§ EXERCISE BRIEF: Determine the number of lines in the listing below where the string "color" occurs; answer with the number alone.

=-=-=

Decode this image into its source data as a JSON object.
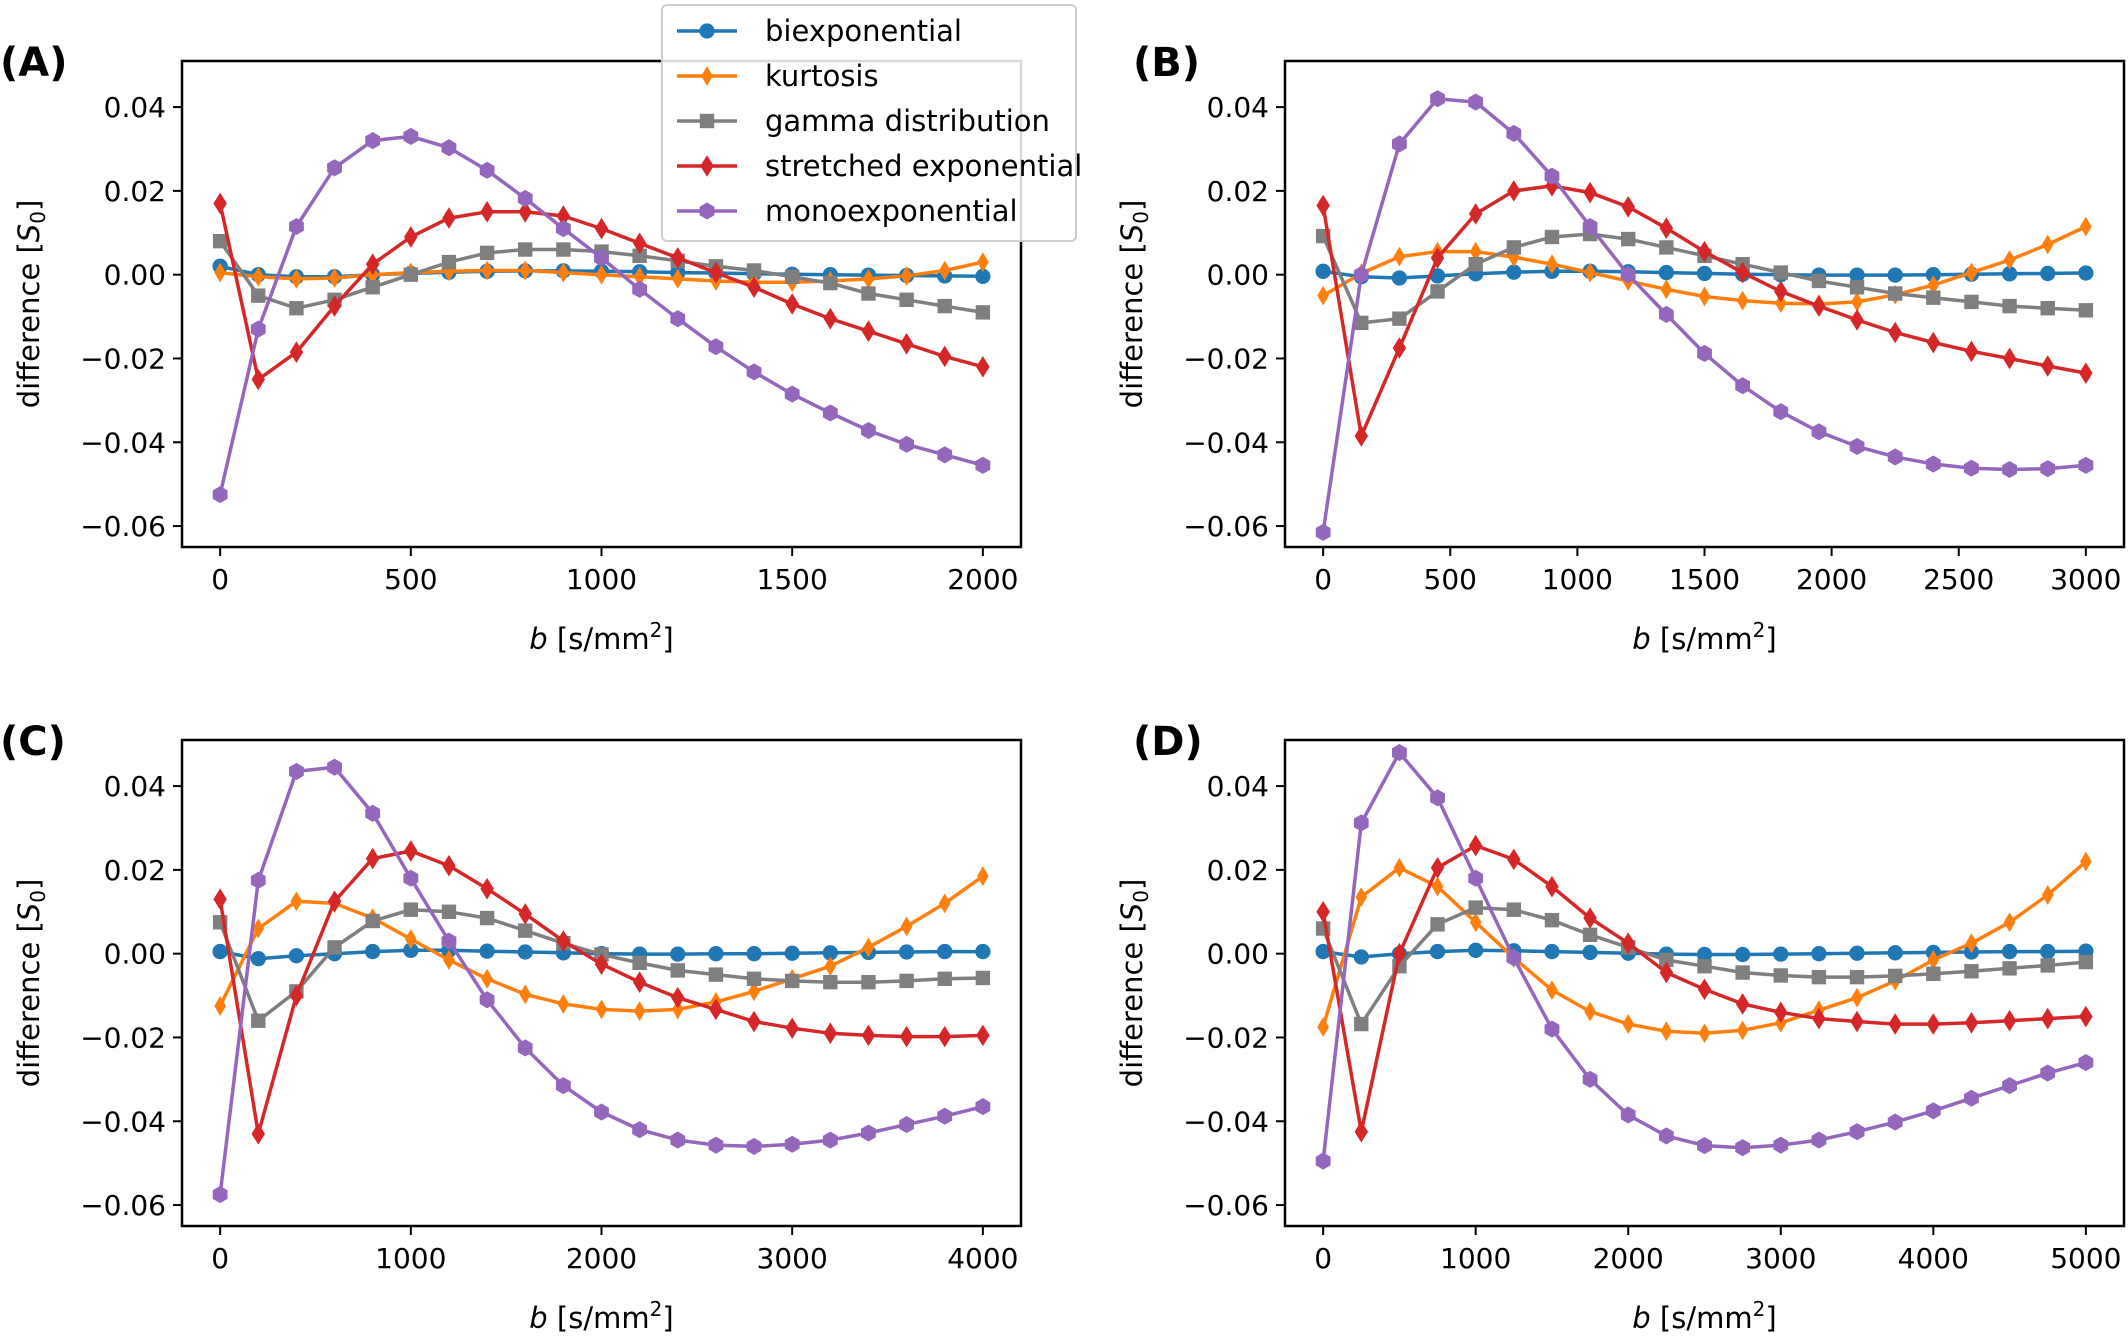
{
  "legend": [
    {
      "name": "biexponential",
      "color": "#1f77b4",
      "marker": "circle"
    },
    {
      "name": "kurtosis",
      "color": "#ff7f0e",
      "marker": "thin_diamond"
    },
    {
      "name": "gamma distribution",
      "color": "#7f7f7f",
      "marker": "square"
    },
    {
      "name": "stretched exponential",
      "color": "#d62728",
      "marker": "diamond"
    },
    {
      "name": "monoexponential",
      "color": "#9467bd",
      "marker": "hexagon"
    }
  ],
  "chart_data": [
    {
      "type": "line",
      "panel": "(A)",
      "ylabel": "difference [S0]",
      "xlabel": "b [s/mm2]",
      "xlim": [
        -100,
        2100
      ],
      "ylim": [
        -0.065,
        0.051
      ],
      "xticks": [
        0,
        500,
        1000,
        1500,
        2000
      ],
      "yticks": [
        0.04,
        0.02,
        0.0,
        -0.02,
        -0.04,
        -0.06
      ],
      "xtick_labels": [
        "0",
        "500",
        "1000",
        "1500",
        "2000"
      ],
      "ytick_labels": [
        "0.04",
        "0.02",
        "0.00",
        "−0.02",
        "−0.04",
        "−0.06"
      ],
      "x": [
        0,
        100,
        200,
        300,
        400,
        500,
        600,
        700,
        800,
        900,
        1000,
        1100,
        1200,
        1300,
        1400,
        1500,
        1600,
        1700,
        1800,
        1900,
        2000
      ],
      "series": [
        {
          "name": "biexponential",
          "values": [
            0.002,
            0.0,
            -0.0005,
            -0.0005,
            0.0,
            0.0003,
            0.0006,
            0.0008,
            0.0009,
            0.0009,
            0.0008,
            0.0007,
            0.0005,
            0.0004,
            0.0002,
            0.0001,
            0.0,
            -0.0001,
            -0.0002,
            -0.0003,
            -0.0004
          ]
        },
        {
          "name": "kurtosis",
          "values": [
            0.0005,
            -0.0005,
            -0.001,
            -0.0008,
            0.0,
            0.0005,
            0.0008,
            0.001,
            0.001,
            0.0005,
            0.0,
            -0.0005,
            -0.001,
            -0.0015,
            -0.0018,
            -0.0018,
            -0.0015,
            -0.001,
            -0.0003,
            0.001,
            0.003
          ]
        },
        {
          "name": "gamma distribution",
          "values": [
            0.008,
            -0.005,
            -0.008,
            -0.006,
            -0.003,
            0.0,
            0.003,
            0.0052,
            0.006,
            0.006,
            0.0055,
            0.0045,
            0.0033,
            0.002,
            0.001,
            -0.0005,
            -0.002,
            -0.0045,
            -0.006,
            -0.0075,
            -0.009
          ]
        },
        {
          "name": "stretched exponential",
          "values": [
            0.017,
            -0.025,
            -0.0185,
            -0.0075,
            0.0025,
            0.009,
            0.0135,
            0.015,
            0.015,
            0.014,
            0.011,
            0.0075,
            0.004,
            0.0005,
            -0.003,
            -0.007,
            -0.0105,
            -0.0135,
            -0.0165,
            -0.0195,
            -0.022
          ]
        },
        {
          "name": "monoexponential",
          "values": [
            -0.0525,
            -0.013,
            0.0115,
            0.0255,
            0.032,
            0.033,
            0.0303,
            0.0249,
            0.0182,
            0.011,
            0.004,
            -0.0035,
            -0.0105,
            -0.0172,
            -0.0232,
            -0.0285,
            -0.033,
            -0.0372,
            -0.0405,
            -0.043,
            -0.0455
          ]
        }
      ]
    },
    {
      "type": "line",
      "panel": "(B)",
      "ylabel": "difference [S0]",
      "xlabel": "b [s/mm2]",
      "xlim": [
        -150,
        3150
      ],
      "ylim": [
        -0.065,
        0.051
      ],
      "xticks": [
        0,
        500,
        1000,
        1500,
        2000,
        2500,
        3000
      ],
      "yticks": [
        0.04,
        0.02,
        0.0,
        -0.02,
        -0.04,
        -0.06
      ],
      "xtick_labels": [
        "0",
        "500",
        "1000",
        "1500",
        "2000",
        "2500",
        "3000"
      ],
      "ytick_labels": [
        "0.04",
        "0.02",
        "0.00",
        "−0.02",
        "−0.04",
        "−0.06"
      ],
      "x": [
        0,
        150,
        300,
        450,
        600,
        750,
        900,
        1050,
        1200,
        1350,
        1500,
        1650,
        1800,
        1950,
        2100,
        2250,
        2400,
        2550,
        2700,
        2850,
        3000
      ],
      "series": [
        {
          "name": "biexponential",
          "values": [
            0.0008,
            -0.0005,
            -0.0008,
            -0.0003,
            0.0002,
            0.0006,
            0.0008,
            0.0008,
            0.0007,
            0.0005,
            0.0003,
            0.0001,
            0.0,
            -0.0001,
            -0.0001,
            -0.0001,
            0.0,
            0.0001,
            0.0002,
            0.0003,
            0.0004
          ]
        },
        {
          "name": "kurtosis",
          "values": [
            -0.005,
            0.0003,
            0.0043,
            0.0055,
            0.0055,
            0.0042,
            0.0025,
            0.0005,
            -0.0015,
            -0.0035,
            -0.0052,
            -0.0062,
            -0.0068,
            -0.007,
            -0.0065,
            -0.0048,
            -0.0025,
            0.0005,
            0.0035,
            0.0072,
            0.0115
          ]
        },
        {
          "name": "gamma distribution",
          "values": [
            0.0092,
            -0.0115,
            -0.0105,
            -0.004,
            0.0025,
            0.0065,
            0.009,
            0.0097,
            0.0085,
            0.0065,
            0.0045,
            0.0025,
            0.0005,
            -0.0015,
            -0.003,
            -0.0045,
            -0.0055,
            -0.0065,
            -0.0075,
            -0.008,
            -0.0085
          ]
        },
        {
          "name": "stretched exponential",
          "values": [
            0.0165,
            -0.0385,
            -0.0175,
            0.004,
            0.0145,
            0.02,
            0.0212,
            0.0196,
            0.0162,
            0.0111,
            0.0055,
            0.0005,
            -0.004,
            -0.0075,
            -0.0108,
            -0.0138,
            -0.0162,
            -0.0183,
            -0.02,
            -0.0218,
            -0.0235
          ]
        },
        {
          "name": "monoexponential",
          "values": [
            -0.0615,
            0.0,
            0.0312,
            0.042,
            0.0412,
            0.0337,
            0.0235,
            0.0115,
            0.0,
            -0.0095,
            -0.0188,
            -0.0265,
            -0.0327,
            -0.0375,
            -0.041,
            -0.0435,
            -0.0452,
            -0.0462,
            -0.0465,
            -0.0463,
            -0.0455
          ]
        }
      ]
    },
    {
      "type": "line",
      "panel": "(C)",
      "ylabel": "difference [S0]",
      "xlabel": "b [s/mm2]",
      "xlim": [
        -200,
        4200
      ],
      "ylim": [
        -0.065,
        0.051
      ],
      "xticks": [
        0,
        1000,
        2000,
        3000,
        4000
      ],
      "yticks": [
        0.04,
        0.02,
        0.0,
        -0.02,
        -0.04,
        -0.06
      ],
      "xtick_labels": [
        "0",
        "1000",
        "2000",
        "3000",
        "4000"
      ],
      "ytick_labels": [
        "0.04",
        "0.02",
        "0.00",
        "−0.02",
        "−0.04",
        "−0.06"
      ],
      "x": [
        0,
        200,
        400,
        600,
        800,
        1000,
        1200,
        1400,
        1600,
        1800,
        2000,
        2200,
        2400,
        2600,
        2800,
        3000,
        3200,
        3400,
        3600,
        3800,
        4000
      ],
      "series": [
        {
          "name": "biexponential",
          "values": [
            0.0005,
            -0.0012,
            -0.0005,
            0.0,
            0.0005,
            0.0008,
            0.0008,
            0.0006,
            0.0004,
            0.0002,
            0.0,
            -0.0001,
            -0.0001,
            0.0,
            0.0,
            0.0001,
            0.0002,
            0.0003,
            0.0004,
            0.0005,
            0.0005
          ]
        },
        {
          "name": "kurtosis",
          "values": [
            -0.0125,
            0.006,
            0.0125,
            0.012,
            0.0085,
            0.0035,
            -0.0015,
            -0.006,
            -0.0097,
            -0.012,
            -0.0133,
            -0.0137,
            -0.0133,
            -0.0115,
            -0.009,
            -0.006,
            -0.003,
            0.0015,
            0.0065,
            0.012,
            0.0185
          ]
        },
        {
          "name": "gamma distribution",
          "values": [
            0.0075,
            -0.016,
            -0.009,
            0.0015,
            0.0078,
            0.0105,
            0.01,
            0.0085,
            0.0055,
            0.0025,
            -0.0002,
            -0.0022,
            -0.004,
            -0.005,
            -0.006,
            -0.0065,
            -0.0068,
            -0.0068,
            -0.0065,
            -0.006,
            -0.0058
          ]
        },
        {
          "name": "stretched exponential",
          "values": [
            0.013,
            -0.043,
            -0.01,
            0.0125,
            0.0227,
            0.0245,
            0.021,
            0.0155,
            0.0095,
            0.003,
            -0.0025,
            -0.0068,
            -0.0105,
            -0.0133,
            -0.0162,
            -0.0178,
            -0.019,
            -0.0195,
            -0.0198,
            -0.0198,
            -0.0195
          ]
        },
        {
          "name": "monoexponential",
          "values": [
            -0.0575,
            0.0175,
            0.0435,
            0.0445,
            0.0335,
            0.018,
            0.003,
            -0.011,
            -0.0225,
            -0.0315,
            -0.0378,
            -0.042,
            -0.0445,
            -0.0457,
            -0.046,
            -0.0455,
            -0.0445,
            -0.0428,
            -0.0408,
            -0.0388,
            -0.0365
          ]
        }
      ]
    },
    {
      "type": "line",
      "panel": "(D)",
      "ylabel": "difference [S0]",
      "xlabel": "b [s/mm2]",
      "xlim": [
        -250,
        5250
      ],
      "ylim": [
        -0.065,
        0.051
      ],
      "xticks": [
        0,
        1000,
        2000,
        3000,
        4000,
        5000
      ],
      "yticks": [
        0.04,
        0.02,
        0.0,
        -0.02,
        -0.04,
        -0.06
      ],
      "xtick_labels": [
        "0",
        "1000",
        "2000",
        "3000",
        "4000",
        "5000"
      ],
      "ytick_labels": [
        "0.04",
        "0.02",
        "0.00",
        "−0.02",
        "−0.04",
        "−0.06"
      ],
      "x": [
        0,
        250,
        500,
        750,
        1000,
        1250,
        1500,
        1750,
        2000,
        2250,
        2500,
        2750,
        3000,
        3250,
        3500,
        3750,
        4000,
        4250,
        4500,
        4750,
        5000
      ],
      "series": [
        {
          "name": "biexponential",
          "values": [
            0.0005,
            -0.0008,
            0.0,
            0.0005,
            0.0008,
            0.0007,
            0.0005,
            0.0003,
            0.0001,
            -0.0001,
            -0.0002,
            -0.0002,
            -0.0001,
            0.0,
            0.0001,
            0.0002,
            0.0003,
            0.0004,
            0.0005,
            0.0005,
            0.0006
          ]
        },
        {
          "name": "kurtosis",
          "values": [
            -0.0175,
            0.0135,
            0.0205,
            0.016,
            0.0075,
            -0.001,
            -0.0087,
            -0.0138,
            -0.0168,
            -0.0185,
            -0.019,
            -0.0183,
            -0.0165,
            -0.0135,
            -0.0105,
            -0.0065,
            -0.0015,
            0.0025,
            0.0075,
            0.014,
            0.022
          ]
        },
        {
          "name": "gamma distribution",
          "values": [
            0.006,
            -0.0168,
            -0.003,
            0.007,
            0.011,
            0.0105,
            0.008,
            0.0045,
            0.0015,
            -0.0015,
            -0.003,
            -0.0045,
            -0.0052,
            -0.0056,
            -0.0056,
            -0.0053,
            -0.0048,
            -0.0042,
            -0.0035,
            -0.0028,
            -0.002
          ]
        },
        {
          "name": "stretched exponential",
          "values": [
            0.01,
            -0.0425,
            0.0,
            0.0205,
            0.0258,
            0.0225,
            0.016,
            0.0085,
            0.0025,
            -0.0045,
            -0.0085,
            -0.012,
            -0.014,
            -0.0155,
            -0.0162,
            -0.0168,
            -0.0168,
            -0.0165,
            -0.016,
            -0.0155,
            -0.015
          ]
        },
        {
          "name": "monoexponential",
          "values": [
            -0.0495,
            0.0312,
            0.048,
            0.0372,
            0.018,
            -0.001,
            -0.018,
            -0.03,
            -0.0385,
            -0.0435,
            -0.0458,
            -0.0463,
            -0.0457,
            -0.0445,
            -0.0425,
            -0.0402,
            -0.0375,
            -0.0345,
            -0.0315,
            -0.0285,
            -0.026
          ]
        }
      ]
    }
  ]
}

=-=-=

§ WORKED SOLUTION: 5